>> begin Reading text
In many ways, it is like the hardtop coupe version of the E-type - which sold better than the convertible. Its styling is all trousers. Or, to put it in a car context, it is all long bonnet, short cabin, short tail. The body is like a giant cowling for the engine, with exiguous cabin thrown in for free. It even drives like an E-type - powered by a hugely gutsy, big, straight-six engine, which gives monstrous power when commanded. Yet the steering is rather vague, and the ride is so firm that, on occasion, you can really feel broken Tarmac kicking your backside. Also, you drive behind that long, long bonnet - just as with an E-type. You feel you're riding a missile as much as driving a car.

The cockpit, too, is rather cobbled together, without that homogenous feel of a mass-made, carefully conceived, beautifully hewn BMW 3-series or 5-series.
>> end Reading text
>> begin Material
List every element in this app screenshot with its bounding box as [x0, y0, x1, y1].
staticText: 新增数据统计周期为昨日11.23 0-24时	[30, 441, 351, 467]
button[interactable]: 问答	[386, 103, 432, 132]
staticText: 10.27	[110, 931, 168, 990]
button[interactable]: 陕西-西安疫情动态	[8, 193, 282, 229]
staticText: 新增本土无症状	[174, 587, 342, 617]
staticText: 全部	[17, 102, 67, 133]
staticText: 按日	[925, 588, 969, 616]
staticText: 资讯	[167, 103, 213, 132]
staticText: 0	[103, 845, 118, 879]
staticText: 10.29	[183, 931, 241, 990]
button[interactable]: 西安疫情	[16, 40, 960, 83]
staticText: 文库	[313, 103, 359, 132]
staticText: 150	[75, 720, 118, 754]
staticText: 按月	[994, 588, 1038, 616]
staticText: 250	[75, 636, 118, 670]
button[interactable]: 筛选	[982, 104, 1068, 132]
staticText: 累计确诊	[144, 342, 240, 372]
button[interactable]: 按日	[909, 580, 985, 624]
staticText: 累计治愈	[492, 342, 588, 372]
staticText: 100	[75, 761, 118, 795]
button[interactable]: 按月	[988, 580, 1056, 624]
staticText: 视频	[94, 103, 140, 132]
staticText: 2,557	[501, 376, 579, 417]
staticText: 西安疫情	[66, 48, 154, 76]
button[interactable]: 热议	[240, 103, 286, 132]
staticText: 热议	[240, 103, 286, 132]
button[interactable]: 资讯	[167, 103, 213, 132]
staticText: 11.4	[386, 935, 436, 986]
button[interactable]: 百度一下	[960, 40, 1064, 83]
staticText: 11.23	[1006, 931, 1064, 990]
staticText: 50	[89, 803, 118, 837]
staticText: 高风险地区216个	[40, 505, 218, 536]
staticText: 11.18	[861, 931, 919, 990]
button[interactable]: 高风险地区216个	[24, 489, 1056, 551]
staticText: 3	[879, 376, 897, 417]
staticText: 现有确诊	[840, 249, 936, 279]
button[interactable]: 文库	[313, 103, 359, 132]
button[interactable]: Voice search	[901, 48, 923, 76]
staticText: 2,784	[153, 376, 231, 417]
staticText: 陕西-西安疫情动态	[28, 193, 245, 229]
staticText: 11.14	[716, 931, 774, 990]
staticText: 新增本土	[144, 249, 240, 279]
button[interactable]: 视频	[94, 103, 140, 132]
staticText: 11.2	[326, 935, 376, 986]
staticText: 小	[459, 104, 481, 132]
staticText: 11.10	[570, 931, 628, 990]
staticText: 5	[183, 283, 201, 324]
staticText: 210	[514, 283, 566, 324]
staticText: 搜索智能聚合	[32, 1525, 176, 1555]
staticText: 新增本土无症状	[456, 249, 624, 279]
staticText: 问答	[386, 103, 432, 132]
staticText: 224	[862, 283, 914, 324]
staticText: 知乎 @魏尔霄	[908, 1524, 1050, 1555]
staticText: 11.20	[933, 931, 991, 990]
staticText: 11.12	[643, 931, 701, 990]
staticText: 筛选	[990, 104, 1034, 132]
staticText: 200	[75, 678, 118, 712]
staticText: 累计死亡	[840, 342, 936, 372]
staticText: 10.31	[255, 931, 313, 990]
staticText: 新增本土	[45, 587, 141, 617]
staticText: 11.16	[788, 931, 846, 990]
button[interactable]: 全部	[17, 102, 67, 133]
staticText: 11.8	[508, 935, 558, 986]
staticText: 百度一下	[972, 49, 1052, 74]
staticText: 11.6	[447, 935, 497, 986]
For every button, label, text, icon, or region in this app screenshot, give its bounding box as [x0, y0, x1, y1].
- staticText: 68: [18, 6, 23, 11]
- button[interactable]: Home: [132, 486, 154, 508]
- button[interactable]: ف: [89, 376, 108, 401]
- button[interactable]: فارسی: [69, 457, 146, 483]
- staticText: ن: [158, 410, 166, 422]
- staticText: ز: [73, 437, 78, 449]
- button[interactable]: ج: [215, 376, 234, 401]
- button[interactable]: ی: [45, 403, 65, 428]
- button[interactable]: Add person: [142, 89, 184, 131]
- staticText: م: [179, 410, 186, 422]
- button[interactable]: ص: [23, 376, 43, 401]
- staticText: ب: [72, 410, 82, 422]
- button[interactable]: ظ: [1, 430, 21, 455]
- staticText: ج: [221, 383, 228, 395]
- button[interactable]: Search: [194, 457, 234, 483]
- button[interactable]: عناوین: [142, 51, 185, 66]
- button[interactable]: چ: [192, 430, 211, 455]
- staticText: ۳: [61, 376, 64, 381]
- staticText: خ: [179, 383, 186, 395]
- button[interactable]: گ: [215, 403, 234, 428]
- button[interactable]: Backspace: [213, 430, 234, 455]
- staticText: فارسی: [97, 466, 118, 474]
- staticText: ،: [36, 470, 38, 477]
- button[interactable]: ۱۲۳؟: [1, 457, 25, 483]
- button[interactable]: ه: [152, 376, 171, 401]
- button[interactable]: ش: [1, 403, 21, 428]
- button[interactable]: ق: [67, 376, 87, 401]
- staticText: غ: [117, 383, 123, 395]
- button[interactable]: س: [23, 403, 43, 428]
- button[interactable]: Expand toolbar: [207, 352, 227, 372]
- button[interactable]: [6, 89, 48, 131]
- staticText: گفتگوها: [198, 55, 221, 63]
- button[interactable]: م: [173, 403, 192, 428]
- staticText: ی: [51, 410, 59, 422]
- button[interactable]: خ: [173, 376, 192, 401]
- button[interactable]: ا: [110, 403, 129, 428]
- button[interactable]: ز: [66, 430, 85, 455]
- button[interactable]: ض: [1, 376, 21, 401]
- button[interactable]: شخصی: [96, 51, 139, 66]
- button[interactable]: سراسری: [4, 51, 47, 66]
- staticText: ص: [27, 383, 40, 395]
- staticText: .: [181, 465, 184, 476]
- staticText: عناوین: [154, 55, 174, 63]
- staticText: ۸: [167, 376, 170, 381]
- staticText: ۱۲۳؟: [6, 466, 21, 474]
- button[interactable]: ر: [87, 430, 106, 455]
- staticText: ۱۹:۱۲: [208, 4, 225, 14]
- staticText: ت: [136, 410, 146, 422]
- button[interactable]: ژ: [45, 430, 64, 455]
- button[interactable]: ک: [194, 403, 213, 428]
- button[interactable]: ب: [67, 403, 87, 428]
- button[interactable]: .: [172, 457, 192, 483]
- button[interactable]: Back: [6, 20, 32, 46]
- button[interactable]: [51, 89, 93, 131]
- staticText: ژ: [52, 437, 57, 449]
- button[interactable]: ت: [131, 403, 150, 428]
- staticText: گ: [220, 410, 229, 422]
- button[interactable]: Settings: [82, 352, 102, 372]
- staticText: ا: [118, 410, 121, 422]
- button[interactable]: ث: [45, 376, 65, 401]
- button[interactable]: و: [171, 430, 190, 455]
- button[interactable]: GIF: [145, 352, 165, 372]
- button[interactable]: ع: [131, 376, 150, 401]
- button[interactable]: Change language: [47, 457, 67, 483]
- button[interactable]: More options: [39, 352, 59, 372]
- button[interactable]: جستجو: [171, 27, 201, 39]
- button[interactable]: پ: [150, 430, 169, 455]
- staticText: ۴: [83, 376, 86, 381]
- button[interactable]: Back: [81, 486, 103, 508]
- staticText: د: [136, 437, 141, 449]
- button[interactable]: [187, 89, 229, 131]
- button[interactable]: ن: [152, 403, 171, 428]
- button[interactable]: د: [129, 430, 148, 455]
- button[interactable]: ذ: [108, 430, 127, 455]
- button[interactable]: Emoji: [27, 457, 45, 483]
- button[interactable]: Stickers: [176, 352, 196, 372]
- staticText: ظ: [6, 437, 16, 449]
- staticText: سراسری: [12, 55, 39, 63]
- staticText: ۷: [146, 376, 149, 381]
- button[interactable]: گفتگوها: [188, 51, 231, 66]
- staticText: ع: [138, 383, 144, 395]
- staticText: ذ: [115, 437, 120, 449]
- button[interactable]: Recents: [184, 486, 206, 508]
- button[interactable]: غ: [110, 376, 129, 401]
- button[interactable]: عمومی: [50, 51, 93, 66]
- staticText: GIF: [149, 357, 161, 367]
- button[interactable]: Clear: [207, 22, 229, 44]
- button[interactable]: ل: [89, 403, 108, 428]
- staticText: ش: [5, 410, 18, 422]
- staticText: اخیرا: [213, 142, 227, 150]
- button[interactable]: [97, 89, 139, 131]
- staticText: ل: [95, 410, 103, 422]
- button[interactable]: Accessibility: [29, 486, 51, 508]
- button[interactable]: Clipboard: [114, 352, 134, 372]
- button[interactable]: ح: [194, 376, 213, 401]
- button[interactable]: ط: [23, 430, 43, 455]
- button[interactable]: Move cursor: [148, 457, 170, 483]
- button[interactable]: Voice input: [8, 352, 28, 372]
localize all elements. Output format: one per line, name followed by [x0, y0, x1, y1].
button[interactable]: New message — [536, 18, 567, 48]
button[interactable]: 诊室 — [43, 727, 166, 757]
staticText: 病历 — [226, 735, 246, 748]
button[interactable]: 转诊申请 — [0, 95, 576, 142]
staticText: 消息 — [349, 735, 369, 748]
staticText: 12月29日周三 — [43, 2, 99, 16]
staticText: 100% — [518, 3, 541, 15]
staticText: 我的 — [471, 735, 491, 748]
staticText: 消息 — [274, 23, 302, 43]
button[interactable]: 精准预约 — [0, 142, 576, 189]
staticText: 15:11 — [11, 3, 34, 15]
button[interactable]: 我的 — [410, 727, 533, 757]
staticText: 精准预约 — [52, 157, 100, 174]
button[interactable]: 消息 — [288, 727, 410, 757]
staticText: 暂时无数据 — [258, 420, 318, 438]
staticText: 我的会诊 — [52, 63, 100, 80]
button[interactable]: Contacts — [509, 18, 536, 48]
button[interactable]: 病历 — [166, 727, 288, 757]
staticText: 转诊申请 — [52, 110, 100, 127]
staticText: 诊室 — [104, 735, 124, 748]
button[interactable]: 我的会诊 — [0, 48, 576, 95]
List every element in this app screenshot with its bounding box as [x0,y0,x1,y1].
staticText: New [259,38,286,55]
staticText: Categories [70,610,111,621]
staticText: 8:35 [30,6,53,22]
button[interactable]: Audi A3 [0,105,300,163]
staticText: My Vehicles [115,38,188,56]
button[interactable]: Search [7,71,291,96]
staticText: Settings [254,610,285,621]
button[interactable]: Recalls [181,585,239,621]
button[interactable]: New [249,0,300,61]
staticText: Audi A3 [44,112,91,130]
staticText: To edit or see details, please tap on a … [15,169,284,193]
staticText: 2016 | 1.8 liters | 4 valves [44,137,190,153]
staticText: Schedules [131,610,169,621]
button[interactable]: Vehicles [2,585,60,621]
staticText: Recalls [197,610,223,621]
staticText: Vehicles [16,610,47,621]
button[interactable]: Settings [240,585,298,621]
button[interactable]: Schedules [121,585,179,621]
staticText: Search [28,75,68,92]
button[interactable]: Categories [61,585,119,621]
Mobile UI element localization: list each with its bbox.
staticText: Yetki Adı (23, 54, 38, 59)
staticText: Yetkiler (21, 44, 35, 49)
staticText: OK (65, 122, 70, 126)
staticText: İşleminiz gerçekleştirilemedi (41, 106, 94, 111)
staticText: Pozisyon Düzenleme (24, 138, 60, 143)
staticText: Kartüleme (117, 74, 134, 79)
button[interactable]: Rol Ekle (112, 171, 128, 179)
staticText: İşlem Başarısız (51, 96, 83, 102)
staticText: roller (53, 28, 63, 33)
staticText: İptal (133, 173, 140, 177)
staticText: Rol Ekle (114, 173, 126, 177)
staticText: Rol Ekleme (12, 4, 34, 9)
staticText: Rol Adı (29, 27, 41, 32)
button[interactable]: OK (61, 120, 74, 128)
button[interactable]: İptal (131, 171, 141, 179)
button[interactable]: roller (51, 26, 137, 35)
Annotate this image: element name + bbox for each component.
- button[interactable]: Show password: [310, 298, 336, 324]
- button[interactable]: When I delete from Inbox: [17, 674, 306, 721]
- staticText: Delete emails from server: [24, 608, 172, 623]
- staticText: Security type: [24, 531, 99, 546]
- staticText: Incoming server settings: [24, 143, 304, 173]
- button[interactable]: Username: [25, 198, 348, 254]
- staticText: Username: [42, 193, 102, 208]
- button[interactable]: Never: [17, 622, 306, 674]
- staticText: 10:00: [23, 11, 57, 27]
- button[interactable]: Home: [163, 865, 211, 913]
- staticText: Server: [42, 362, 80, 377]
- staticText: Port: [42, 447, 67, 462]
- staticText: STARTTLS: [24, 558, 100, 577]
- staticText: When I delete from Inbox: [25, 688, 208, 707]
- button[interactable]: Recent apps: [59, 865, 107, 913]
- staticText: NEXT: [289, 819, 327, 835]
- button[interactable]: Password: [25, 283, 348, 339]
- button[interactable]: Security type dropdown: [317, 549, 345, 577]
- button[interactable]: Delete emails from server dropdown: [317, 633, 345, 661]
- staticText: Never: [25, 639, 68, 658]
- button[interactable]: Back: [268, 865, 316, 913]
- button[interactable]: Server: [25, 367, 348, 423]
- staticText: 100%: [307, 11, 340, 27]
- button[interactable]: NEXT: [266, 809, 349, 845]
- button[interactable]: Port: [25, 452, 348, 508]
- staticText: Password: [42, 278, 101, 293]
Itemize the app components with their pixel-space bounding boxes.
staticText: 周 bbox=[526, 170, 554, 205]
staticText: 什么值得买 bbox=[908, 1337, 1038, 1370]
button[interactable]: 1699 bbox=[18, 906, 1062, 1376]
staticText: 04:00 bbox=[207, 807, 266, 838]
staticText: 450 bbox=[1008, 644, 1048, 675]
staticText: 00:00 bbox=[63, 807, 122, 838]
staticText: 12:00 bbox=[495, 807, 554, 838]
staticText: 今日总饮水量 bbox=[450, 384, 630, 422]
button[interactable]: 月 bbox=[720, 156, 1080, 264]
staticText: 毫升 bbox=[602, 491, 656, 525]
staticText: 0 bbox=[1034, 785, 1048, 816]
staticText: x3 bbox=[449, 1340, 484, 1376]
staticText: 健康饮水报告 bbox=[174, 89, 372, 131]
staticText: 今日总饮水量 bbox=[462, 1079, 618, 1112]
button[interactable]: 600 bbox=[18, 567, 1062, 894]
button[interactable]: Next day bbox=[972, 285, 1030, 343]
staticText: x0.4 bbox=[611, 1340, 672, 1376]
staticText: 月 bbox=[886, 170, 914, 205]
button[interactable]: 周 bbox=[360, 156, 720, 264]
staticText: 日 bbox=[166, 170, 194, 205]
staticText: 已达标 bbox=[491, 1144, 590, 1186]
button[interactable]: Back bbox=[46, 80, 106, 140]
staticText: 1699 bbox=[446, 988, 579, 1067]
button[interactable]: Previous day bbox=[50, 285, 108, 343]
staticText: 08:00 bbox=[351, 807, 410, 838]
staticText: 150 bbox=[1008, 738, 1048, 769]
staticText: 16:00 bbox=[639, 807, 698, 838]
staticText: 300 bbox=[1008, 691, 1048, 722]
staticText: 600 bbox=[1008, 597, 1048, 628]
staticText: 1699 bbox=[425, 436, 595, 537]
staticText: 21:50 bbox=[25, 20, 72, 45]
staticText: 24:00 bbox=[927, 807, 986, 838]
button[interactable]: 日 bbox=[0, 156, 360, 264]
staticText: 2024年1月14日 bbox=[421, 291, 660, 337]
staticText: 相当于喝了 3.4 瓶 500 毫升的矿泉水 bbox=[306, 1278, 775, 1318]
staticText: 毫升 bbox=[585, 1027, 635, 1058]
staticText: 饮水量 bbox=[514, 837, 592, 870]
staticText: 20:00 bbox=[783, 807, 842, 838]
>> end Material
> **Challenges**:
1. Answer these questions about the car review above:
(a) Which version of the E-type sold better than the convertible?
(b) What kind of engine powers the car being reviewed?
(c) Which BMW models is the cockpit compared with?
2. Please continue the car review from its last sentence.

> **Solved problems**:
1.
(a) The hardtop coupe.
(b) A big straight-six engine.
(c) The BMW 3-series and 5-series.

2.
The pull-out headlamp switch is straight out of the Sixties. However, the pedals are grouped far too close together, so that those who are big of foot will find the M Coupe rather hard to drive. And the steering wheel is incongruously big, which doesn't help the steering feel, and underlines the view that you're driving a modern iteration of a classic car, as opposed to a brand-new 1999 supercar.

As for carrying space, there is virtually none. Just a small hatchback boot. There is no back seat. However, this is no car for carrying; it is a car for driving. And what huge fun it is to punt along a winding B-road! The 3.2-litre straight six, borrowed from the M3, is one of the world's great motors. It can rev from tick-over to well over 7,000rpm with sublime ease and inspirational musical accompaniment. And yet this is a vehicle that can tootle along as gently as the most nondescript hatchback.

Bury the throttle, at any moment, and the car's mien will be transmogrified. One kick of the accelerator pedal is enough to stir the devil. And what acceleration! Going from 0-60mph in less than five seconds makes the M Coupe the fastest-accelerating BMW of them all. The action doesn't stop until a limiter spoils the fun at 155mph. This is an outrageously fast car.

In fact it is an outrageous car, period. It looks disjointed, unnatural and small - apart from that long nose - with wide wings covering huge wheels and tyres that look too big for the body.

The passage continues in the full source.